Transcribe the listing verbatim. Do not carry over any pictures.
┌──
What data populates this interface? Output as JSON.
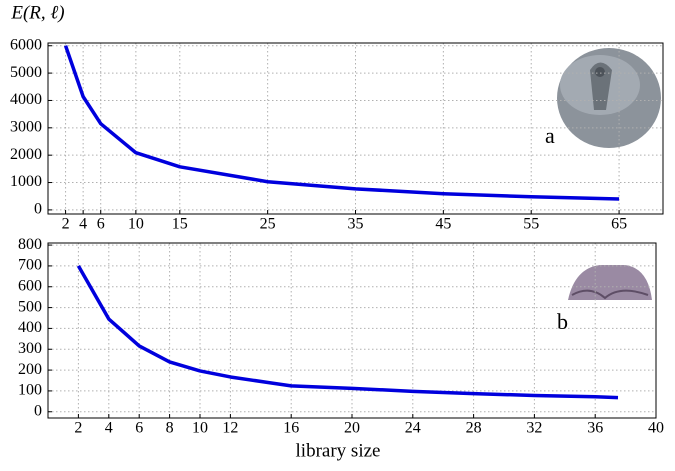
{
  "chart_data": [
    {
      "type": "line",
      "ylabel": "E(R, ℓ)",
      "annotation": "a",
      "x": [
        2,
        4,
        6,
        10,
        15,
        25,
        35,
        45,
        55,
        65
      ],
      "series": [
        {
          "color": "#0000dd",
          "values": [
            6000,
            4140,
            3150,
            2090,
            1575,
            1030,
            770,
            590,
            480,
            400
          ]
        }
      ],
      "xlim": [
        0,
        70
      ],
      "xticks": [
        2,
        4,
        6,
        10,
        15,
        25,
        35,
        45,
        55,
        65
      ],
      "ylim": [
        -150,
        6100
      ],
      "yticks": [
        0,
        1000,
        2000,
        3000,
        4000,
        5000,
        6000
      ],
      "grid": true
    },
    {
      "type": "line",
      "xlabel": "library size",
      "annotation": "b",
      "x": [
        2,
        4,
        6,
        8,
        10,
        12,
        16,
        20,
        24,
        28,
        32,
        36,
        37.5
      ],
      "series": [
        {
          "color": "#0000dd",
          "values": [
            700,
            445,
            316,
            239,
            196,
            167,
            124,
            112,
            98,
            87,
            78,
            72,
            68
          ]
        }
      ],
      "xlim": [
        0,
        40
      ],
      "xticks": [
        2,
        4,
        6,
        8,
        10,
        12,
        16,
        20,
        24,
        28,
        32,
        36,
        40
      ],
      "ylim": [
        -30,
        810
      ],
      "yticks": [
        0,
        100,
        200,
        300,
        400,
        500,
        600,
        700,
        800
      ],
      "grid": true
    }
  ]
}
└──
> [Correct output]
What data populates this interface? Output as JSON.
{
  "chart_data": [
    {
      "type": "line",
      "ylabel": "E(R, ℓ)",
      "annotation": "a",
      "x": [
        2,
        4,
        6,
        10,
        15,
        25,
        35,
        45,
        55,
        65
      ],
      "series": [
        {
          "color": "#0000dd",
          "values": [
            6000,
            4140,
            3150,
            2090,
            1575,
            1030,
            770,
            590,
            480,
            400
          ]
        }
      ],
      "xlim": [
        0,
        70
      ],
      "xticks": [
        2,
        4,
        6,
        10,
        15,
        25,
        35,
        45,
        55,
        65
      ],
      "ylim": [
        -150,
        6100
      ],
      "yticks": [
        0,
        1000,
        2000,
        3000,
        4000,
        5000,
        6000
      ],
      "grid": true
    },
    {
      "type": "line",
      "xlabel": "library size",
      "annotation": "b",
      "x": [
        2,
        4,
        6,
        8,
        10,
        12,
        16,
        20,
        24,
        28,
        32,
        36,
        37.5
      ],
      "series": [
        {
          "color": "#0000dd",
          "values": [
            700,
            445,
            316,
            239,
            196,
            167,
            124,
            112,
            98,
            87,
            78,
            72,
            68
          ]
        }
      ],
      "xlim": [
        0,
        40
      ],
      "xticks": [
        2,
        4,
        6,
        8,
        10,
        12,
        16,
        20,
        24,
        28,
        32,
        36,
        40
      ],
      "ylim": [
        -30,
        810
      ],
      "yticks": [
        0,
        100,
        200,
        300,
        400,
        500,
        600,
        700,
        800
      ],
      "grid": true
    }
  ]
}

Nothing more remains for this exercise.